* **GIVEN INSTRUCTION**
Filter the entries, keeping every line with the word "Corporation".
□ □ □ □
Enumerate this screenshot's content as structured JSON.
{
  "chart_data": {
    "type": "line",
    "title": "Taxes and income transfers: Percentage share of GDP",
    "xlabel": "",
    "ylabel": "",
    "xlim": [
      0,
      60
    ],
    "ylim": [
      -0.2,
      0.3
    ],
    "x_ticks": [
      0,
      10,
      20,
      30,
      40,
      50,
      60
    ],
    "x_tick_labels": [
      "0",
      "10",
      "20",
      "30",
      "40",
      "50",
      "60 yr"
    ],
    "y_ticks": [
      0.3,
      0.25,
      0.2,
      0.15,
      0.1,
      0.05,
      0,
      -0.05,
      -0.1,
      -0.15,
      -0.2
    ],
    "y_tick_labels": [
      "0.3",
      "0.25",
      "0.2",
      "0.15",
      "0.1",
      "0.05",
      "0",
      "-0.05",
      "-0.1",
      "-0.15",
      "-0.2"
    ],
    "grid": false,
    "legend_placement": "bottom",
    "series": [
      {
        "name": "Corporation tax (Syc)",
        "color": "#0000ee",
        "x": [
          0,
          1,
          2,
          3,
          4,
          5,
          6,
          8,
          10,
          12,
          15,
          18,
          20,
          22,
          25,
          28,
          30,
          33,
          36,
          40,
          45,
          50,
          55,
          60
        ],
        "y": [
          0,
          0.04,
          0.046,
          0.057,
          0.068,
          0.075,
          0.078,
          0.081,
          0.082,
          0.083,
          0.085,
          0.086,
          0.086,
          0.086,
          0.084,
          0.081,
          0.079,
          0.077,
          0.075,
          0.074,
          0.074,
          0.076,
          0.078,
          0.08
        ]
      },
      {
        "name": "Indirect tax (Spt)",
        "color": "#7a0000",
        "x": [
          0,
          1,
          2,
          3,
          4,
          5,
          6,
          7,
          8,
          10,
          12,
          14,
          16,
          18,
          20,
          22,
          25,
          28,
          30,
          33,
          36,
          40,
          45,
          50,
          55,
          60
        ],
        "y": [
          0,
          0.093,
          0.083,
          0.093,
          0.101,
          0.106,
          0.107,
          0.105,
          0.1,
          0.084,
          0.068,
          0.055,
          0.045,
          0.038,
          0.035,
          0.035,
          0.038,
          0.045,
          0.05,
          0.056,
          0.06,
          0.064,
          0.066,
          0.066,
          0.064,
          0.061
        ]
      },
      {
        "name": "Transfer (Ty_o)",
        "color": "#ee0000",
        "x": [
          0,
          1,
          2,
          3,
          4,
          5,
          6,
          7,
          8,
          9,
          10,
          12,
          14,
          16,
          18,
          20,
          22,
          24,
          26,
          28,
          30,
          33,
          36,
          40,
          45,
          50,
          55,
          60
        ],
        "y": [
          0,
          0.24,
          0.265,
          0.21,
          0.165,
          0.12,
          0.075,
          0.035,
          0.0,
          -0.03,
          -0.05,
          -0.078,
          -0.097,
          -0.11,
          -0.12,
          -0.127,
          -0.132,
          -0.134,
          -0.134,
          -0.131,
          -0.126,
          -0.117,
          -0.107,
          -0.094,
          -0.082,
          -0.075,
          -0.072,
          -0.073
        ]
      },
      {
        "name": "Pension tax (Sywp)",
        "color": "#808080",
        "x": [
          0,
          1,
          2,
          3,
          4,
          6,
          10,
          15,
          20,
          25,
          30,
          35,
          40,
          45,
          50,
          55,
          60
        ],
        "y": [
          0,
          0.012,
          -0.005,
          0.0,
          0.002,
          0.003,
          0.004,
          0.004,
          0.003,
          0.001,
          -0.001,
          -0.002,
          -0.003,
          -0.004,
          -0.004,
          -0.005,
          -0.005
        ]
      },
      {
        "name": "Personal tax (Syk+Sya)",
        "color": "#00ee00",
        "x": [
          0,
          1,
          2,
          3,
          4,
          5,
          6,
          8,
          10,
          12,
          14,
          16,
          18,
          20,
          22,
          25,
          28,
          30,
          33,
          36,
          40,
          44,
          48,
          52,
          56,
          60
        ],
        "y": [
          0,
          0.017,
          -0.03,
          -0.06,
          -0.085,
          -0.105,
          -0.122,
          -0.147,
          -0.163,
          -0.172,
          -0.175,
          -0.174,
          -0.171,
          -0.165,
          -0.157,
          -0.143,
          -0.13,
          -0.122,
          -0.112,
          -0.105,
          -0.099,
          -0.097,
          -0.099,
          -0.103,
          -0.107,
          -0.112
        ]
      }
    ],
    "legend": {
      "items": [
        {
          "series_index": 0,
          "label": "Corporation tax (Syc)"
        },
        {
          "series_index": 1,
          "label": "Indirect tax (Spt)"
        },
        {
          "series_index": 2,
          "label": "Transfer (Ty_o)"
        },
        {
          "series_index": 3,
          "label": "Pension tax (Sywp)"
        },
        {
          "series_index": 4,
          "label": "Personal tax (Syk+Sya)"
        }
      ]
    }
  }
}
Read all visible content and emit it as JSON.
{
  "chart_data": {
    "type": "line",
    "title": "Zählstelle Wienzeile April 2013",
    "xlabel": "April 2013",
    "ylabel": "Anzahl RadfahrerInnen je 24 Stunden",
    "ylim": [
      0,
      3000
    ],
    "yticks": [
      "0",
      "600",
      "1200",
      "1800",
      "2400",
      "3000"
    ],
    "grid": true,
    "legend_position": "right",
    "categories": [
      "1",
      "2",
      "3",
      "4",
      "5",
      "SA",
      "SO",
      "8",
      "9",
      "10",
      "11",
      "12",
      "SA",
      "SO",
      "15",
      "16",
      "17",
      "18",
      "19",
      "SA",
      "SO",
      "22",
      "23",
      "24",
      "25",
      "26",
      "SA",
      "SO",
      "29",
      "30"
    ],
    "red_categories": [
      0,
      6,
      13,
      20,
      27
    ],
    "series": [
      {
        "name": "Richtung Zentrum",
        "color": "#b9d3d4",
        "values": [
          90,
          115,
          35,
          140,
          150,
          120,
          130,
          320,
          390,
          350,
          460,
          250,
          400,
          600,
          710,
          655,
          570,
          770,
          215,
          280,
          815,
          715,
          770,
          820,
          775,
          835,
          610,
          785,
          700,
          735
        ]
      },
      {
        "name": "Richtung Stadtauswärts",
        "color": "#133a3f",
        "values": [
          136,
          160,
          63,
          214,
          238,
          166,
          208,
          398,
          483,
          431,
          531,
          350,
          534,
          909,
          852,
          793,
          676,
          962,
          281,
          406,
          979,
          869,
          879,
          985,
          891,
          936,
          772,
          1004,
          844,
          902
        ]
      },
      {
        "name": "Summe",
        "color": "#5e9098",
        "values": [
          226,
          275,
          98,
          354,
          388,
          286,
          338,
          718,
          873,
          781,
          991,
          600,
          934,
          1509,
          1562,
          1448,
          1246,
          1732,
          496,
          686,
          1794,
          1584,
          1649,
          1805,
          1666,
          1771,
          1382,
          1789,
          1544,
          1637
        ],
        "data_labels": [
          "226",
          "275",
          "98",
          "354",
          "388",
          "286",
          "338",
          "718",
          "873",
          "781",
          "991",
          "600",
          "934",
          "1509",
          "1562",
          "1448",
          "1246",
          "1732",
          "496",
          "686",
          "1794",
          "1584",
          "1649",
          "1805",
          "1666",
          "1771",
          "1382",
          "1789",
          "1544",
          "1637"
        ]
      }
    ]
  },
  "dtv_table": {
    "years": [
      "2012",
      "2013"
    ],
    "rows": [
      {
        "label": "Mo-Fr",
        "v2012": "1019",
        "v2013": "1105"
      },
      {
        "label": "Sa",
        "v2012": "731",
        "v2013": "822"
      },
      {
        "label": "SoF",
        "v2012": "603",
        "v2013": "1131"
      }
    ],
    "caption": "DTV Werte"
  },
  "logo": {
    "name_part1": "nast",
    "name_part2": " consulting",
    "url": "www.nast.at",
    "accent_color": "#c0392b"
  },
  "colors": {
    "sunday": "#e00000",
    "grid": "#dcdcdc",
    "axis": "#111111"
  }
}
□ □ □ □
* **RESPONSE TO THE TASK**
        "name": "Corporation tax (Syc)",
          "label": "Corporation tax (Syc)"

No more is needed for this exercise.